◆ INSTRUCTIONS FOR THE TASK
Quote the entries in full, character for character, without their images.

◆ RECORDS FOR THE EXERCISE
* begin *

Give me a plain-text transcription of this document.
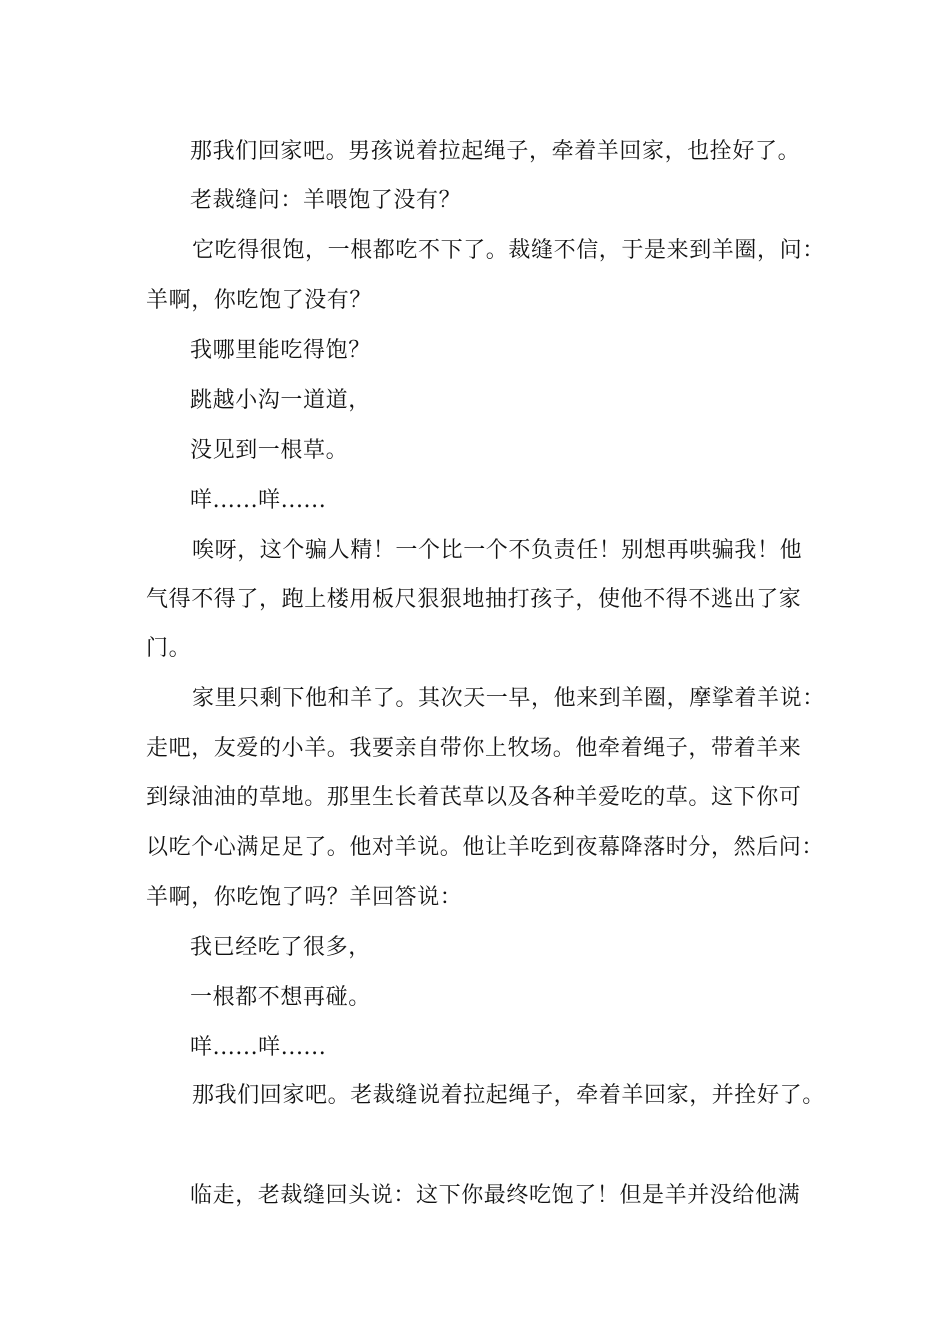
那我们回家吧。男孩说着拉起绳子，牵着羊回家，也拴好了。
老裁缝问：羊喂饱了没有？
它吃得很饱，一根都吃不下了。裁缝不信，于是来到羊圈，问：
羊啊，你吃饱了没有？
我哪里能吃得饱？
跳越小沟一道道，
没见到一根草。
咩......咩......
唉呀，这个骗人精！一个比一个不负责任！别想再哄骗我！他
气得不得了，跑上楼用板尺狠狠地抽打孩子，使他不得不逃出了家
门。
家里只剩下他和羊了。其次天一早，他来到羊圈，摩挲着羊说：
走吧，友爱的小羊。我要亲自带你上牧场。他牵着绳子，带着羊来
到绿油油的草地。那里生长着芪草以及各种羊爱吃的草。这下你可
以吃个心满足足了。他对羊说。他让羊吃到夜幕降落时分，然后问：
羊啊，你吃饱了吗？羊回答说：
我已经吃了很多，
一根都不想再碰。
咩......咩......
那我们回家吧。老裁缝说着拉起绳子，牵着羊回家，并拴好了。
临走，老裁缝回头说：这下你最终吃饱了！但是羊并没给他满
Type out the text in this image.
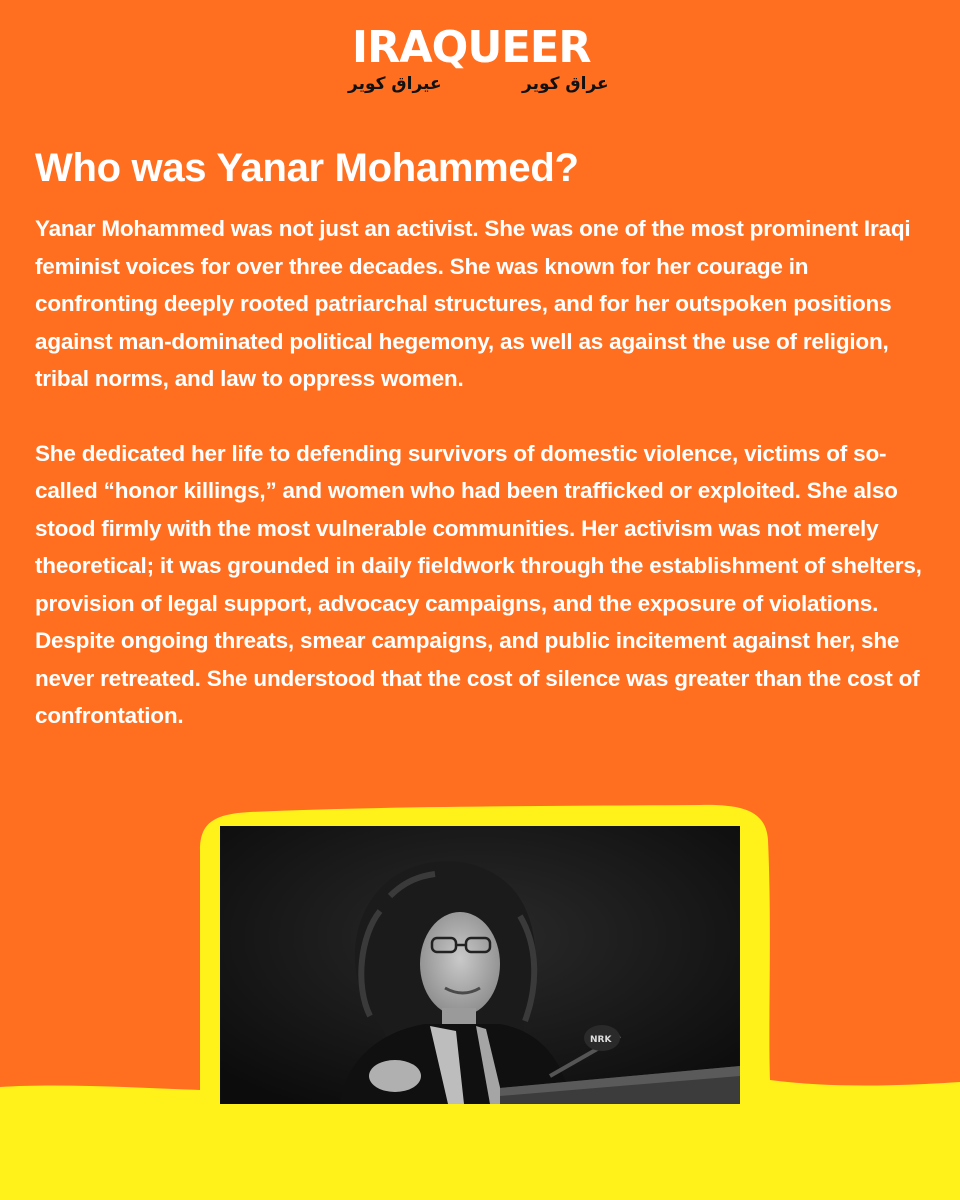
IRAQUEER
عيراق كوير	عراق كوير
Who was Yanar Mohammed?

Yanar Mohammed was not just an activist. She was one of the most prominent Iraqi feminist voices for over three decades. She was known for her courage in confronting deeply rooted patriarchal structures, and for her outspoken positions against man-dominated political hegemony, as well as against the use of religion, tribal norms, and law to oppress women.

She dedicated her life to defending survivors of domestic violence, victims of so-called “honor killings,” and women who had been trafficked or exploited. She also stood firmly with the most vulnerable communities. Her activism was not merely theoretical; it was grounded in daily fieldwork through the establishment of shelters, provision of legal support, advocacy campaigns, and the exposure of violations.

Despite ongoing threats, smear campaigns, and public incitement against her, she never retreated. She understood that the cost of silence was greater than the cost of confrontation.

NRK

* end *

◆ ANSWER BELOW
Give me a plain-text transcription of this document.
那我们回家吧。男孩说着拉起绳子，牵着羊回家，也拴好了。
老裁缝问：羊喂饱了没有？
它吃得很饱，一根都吃不下了。裁缝不信，于是来到羊圈，问：
羊啊，你吃饱了没有？
我哪里能吃得饱？
跳越小沟一道道，
没见到一根草。
咩......咩......
唉呀，这个骗人精！一个比一个不负责任！别想再哄骗我！他
气得不得了，跑上楼用板尺狠狠地抽打孩子，使他不得不逃出了家
门。
家里只剩下他和羊了。其次天一早，他来到羊圈，摩挲着羊说：
走吧，友爱的小羊。我要亲自带你上牧场。他牵着绳子，带着羊来
到绿油油的草地。那里生长着芪草以及各种羊爱吃的草。这下你可
以吃个心满足足了。他对羊说。他让羊吃到夜幕降落时分，然后问：
羊啊，你吃饱了吗？羊回答说：
我已经吃了很多，
一根都不想再碰。
咩......咩......
那我们回家吧。老裁缝说着拉起绳子，牵着羊回家，并拴好了。
临走，老裁缝回头说：这下你最终吃饱了！但是羊并没给他满
Type out the text in this image.
IRAQUEER
عيراق كوير	عراق كوير
Who was Yanar Mohammed?

Yanar Mohammed was not just an activist. She was one of the most prominent Iraqi feminist voices for over three decades. She was known for her courage in confronting deeply rooted patriarchal structures, and for her outspoken positions against man-dominated political hegemony, as well as against the use of religion, tribal norms, and law to oppress women.

She dedicated her life to defending survivors of domestic violence, victims of so-called “honor killings,” and women who had been trafficked or exploited. She also stood firmly with the most vulnerable communities. Her activism was not merely theoretical; it was grounded in daily fieldwork through the establishment of shelters, provision of legal support, advocacy campaigns, and the exposure of violations.

Despite ongoing threats, smear campaigns, and public incitement against her, she never retreated. She understood that the cost of silence was greater than the cost of confrontation.

NRK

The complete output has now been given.